EXERCISE REQUIREMENTS >> Pictures stay out; everything else in the records below is copied exactly.

=-=-=-=-=

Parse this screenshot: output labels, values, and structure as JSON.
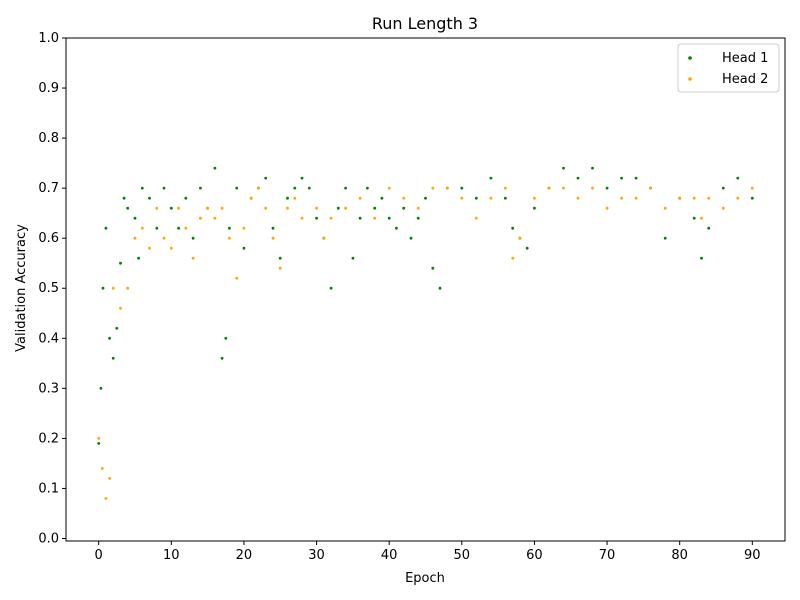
{
  "chart_data": {
    "type": "scatter",
    "title": "Run Length 3",
    "xlabel": "Epoch",
    "ylabel": "Validation Accuracy",
    "xlim": [
      -4.5,
      94.5
    ],
    "ylim": [
      -0.005,
      1.0
    ],
    "xticks": [
      0,
      10,
      20,
      30,
      40,
      50,
      60,
      70,
      80,
      90
    ],
    "yticks": [
      0.0,
      0.1,
      0.2,
      0.3,
      0.4,
      0.5,
      0.6,
      0.7,
      0.8,
      0.9,
      1.0
    ],
    "grid": false,
    "legend_position": "top-right",
    "series": [
      {
        "name": "Head 1",
        "color": "#008000",
        "points": [
          [
            0,
            0.19
          ],
          [
            0.3,
            0.3
          ],
          [
            0.6,
            0.5
          ],
          [
            1,
            0.62
          ],
          [
            1.5,
            0.4
          ],
          [
            2,
            0.36
          ],
          [
            2.5,
            0.42
          ],
          [
            3,
            0.55
          ],
          [
            3.5,
            0.68
          ],
          [
            4,
            0.66
          ],
          [
            5,
            0.64
          ],
          [
            5.5,
            0.56
          ],
          [
            6,
            0.7
          ],
          [
            7,
            0.68
          ],
          [
            8,
            0.62
          ],
          [
            9,
            0.7
          ],
          [
            10,
            0.66
          ],
          [
            11,
            0.62
          ],
          [
            12,
            0.68
          ],
          [
            13,
            0.6
          ],
          [
            14,
            0.7
          ],
          [
            15,
            0.66
          ],
          [
            16,
            0.74
          ],
          [
            17,
            0.36
          ],
          [
            17.5,
            0.4
          ],
          [
            18,
            0.62
          ],
          [
            19,
            0.7
          ],
          [
            20,
            0.58
          ],
          [
            21,
            0.68
          ],
          [
            22,
            0.7
          ],
          [
            23,
            0.72
          ],
          [
            24,
            0.62
          ],
          [
            25,
            0.56
          ],
          [
            26,
            0.68
          ],
          [
            27,
            0.7
          ],
          [
            28,
            0.72
          ],
          [
            29,
            0.7
          ],
          [
            30,
            0.64
          ],
          [
            31,
            0.6
          ],
          [
            32,
            0.5
          ],
          [
            33,
            0.66
          ],
          [
            34,
            0.7
          ],
          [
            35,
            0.56
          ],
          [
            36,
            0.64
          ],
          [
            37,
            0.7
          ],
          [
            38,
            0.66
          ],
          [
            39,
            0.68
          ],
          [
            40,
            0.64
          ],
          [
            41,
            0.62
          ],
          [
            42,
            0.66
          ],
          [
            43,
            0.6
          ],
          [
            44,
            0.64
          ],
          [
            45,
            0.68
          ],
          [
            46,
            0.54
          ],
          [
            47,
            0.5
          ],
          [
            48,
            0.7
          ],
          [
            50,
            0.7
          ],
          [
            52,
            0.68
          ],
          [
            54,
            0.72
          ],
          [
            56,
            0.68
          ],
          [
            57,
            0.62
          ],
          [
            58,
            0.6
          ],
          [
            59,
            0.58
          ],
          [
            60,
            0.66
          ],
          [
            62,
            0.7
          ],
          [
            64,
            0.74
          ],
          [
            66,
            0.72
          ],
          [
            68,
            0.74
          ],
          [
            70,
            0.7
          ],
          [
            72,
            0.72
          ],
          [
            74,
            0.72
          ],
          [
            76,
            0.7
          ],
          [
            78,
            0.6
          ],
          [
            80,
            0.68
          ],
          [
            82,
            0.64
          ],
          [
            83,
            0.56
          ],
          [
            84,
            0.62
          ],
          [
            86,
            0.7
          ],
          [
            88,
            0.72
          ],
          [
            90,
            0.68
          ]
        ]
      },
      {
        "name": "Head 2",
        "color": "#ffa500",
        "points": [
          [
            0,
            0.2
          ],
          [
            0.5,
            0.14
          ],
          [
            1,
            0.08
          ],
          [
            1.5,
            0.12
          ],
          [
            2,
            0.5
          ],
          [
            3,
            0.46
          ],
          [
            4,
            0.5
          ],
          [
            5,
            0.6
          ],
          [
            6,
            0.62
          ],
          [
            7,
            0.58
          ],
          [
            8,
            0.66
          ],
          [
            9,
            0.6
          ],
          [
            10,
            0.58
          ],
          [
            11,
            0.66
          ],
          [
            12,
            0.62
          ],
          [
            13,
            0.56
          ],
          [
            14,
            0.64
          ],
          [
            15,
            0.66
          ],
          [
            16,
            0.64
          ],
          [
            17,
            0.66
          ],
          [
            18,
            0.6
          ],
          [
            19,
            0.52
          ],
          [
            20,
            0.62
          ],
          [
            21,
            0.68
          ],
          [
            22,
            0.7
          ],
          [
            23,
            0.66
          ],
          [
            24,
            0.6
          ],
          [
            25,
            0.54
          ],
          [
            26,
            0.66
          ],
          [
            27,
            0.68
          ],
          [
            28,
            0.64
          ],
          [
            30,
            0.66
          ],
          [
            31,
            0.6
          ],
          [
            32,
            0.64
          ],
          [
            34,
            0.66
          ],
          [
            36,
            0.68
          ],
          [
            38,
            0.64
          ],
          [
            40,
            0.7
          ],
          [
            42,
            0.68
          ],
          [
            44,
            0.66
          ],
          [
            46,
            0.7
          ],
          [
            48,
            0.7
          ],
          [
            50,
            0.68
          ],
          [
            52,
            0.64
          ],
          [
            54,
            0.68
          ],
          [
            56,
            0.7
          ],
          [
            57,
            0.56
          ],
          [
            58,
            0.6
          ],
          [
            60,
            0.68
          ],
          [
            62,
            0.7
          ],
          [
            64,
            0.7
          ],
          [
            66,
            0.68
          ],
          [
            68,
            0.7
          ],
          [
            70,
            0.66
          ],
          [
            72,
            0.68
          ],
          [
            74,
            0.68
          ],
          [
            76,
            0.7
          ],
          [
            78,
            0.66
          ],
          [
            80,
            0.68
          ],
          [
            82,
            0.68
          ],
          [
            83,
            0.64
          ],
          [
            84,
            0.68
          ],
          [
            86,
            0.66
          ],
          [
            88,
            0.68
          ],
          [
            90,
            0.7
          ]
        ]
      }
    ]
  }
}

=-=-=-=-=

EXERCISE ANSWER >>
Parse this screenshot: output labels, values, and structure as JSON.
{
  "chart_data": {
    "type": "scatter",
    "title": "Run Length 3",
    "xlabel": "Epoch",
    "ylabel": "Validation Accuracy",
    "xlim": [
      -4.5,
      94.5
    ],
    "ylim": [
      -0.005,
      1.0
    ],
    "xticks": [
      0,
      10,
      20,
      30,
      40,
      50,
      60,
      70,
      80,
      90
    ],
    "yticks": [
      0.0,
      0.1,
      0.2,
      0.3,
      0.4,
      0.5,
      0.6,
      0.7,
      0.8,
      0.9,
      1.0
    ],
    "grid": false,
    "legend_position": "top-right",
    "series": [
      {
        "name": "Head 1",
        "color": "#008000",
        "points": [
          [
            0,
            0.19
          ],
          [
            0.3,
            0.3
          ],
          [
            0.6,
            0.5
          ],
          [
            1,
            0.62
          ],
          [
            1.5,
            0.4
          ],
          [
            2,
            0.36
          ],
          [
            2.5,
            0.42
          ],
          [
            3,
            0.55
          ],
          [
            3.5,
            0.68
          ],
          [
            4,
            0.66
          ],
          [
            5,
            0.64
          ],
          [
            5.5,
            0.56
          ],
          [
            6,
            0.7
          ],
          [
            7,
            0.68
          ],
          [
            8,
            0.62
          ],
          [
            9,
            0.7
          ],
          [
            10,
            0.66
          ],
          [
            11,
            0.62
          ],
          [
            12,
            0.68
          ],
          [
            13,
            0.6
          ],
          [
            14,
            0.7
          ],
          [
            15,
            0.66
          ],
          [
            16,
            0.74
          ],
          [
            17,
            0.36
          ],
          [
            17.5,
            0.4
          ],
          [
            18,
            0.62
          ],
          [
            19,
            0.7
          ],
          [
            20,
            0.58
          ],
          [
            21,
            0.68
          ],
          [
            22,
            0.7
          ],
          [
            23,
            0.72
          ],
          [
            24,
            0.62
          ],
          [
            25,
            0.56
          ],
          [
            26,
            0.68
          ],
          [
            27,
            0.7
          ],
          [
            28,
            0.72
          ],
          [
            29,
            0.7
          ],
          [
            30,
            0.64
          ],
          [
            31,
            0.6
          ],
          [
            32,
            0.5
          ],
          [
            33,
            0.66
          ],
          [
            34,
            0.7
          ],
          [
            35,
            0.56
          ],
          [
            36,
            0.64
          ],
          [
            37,
            0.7
          ],
          [
            38,
            0.66
          ],
          [
            39,
            0.68
          ],
          [
            40,
            0.64
          ],
          [
            41,
            0.62
          ],
          [
            42,
            0.66
          ],
          [
            43,
            0.6
          ],
          [
            44,
            0.64
          ],
          [
            45,
            0.68
          ],
          [
            46,
            0.54
          ],
          [
            47,
            0.5
          ],
          [
            48,
            0.7
          ],
          [
            50,
            0.7
          ],
          [
            52,
            0.68
          ],
          [
            54,
            0.72
          ],
          [
            56,
            0.68
          ],
          [
            57,
            0.62
          ],
          [
            58,
            0.6
          ],
          [
            59,
            0.58
          ],
          [
            60,
            0.66
          ],
          [
            62,
            0.7
          ],
          [
            64,
            0.74
          ],
          [
            66,
            0.72
          ],
          [
            68,
            0.74
          ],
          [
            70,
            0.7
          ],
          [
            72,
            0.72
          ],
          [
            74,
            0.72
          ],
          [
            76,
            0.7
          ],
          [
            78,
            0.6
          ],
          [
            80,
            0.68
          ],
          [
            82,
            0.64
          ],
          [
            83,
            0.56
          ],
          [
            84,
            0.62
          ],
          [
            86,
            0.7
          ],
          [
            88,
            0.72
          ],
          [
            90,
            0.68
          ]
        ]
      },
      {
        "name": "Head 2",
        "color": "#ffa500",
        "points": [
          [
            0,
            0.2
          ],
          [
            0.5,
            0.14
          ],
          [
            1,
            0.08
          ],
          [
            1.5,
            0.12
          ],
          [
            2,
            0.5
          ],
          [
            3,
            0.46
          ],
          [
            4,
            0.5
          ],
          [
            5,
            0.6
          ],
          [
            6,
            0.62
          ],
          [
            7,
            0.58
          ],
          [
            8,
            0.66
          ],
          [
            9,
            0.6
          ],
          [
            10,
            0.58
          ],
          [
            11,
            0.66
          ],
          [
            12,
            0.62
          ],
          [
            13,
            0.56
          ],
          [
            14,
            0.64
          ],
          [
            15,
            0.66
          ],
          [
            16,
            0.64
          ],
          [
            17,
            0.66
          ],
          [
            18,
            0.6
          ],
          [
            19,
            0.52
          ],
          [
            20,
            0.62
          ],
          [
            21,
            0.68
          ],
          [
            22,
            0.7
          ],
          [
            23,
            0.66
          ],
          [
            24,
            0.6
          ],
          [
            25,
            0.54
          ],
          [
            26,
            0.66
          ],
          [
            27,
            0.68
          ],
          [
            28,
            0.64
          ],
          [
            30,
            0.66
          ],
          [
            31,
            0.6
          ],
          [
            32,
            0.64
          ],
          [
            34,
            0.66
          ],
          [
            36,
            0.68
          ],
          [
            38,
            0.64
          ],
          [
            40,
            0.7
          ],
          [
            42,
            0.68
          ],
          [
            44,
            0.66
          ],
          [
            46,
            0.7
          ],
          [
            48,
            0.7
          ],
          [
            50,
            0.68
          ],
          [
            52,
            0.64
          ],
          [
            54,
            0.68
          ],
          [
            56,
            0.7
          ],
          [
            57,
            0.56
          ],
          [
            58,
            0.6
          ],
          [
            60,
            0.68
          ],
          [
            62,
            0.7
          ],
          [
            64,
            0.7
          ],
          [
            66,
            0.68
          ],
          [
            68,
            0.7
          ],
          [
            70,
            0.66
          ],
          [
            72,
            0.68
          ],
          [
            74,
            0.68
          ],
          [
            76,
            0.7
          ],
          [
            78,
            0.66
          ],
          [
            80,
            0.68
          ],
          [
            82,
            0.68
          ],
          [
            83,
            0.64
          ],
          [
            84,
            0.68
          ],
          [
            86,
            0.66
          ],
          [
            88,
            0.68
          ],
          [
            90,
            0.7
          ]
        ]
      }
    ]
  }
}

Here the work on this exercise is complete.